The problem ->
All entries must be extracted exactly, with nothing added or dropped.

------------

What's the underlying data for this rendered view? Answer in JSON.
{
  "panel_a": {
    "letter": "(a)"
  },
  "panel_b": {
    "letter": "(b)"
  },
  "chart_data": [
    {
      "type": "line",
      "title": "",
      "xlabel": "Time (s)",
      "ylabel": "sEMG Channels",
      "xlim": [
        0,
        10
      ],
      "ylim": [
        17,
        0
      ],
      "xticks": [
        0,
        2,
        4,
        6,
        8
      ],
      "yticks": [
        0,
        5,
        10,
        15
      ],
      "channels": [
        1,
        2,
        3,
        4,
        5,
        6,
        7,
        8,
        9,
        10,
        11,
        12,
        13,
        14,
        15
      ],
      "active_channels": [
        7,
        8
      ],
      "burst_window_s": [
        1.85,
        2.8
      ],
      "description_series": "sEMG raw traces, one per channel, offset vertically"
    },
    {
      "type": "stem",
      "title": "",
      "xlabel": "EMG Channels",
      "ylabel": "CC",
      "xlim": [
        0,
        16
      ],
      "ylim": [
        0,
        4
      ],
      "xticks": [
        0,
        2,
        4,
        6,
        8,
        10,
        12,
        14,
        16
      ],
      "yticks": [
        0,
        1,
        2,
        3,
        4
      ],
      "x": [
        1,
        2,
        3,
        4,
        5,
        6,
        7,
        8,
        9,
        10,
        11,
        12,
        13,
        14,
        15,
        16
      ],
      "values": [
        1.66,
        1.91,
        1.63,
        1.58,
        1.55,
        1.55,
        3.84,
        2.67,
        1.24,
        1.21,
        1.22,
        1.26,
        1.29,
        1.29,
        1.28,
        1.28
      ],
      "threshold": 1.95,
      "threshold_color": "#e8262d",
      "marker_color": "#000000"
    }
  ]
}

------------

Complete answer ->
What's the underlying data for this rendered view? Answer in JSON.
{
  "panel_a": {
    "letter": "(a)"
  },
  "panel_b": {
    "letter": "(b)"
  },
  "chart_data": [
    {
      "type": "line",
      "title": "",
      "xlabel": "Time (s)",
      "ylabel": "sEMG Channels",
      "xlim": [
        0,
        10
      ],
      "ylim": [
        17,
        0
      ],
      "xticks": [
        0,
        2,
        4,
        6,
        8
      ],
      "yticks": [
        0,
        5,
        10,
        15
      ],
      "channels": [
        1,
        2,
        3,
        4,
        5,
        6,
        7,
        8,
        9,
        10,
        11,
        12,
        13,
        14,
        15
      ],
      "active_channels": [
        7,
        8
      ],
      "burst_window_s": [
        1.85,
        2.8
      ],
      "description_series": "sEMG raw traces, one per channel, offset vertically"
    },
    {
      "type": "stem",
      "title": "",
      "xlabel": "EMG Channels",
      "ylabel": "CC",
      "xlim": [
        0,
        16
      ],
      "ylim": [
        0,
        4
      ],
      "xticks": [
        0,
        2,
        4,
        6,
        8,
        10,
        12,
        14,
        16
      ],
      "yticks": [
        0,
        1,
        2,
        3,
        4
      ],
      "x": [
        1,
        2,
        3,
        4,
        5,
        6,
        7,
        8,
        9,
        10,
        11,
        12,
        13,
        14,
        15,
        16
      ],
      "values": [
        1.66,
        1.91,
        1.63,
        1.58,
        1.55,
        1.55,
        3.84,
        2.67,
        1.24,
        1.21,
        1.22,
        1.26,
        1.29,
        1.29,
        1.28,
        1.28
      ],
      "threshold": 1.95,
      "threshold_color": "#e8262d",
      "marker_color": "#000000"
    }
  ]
}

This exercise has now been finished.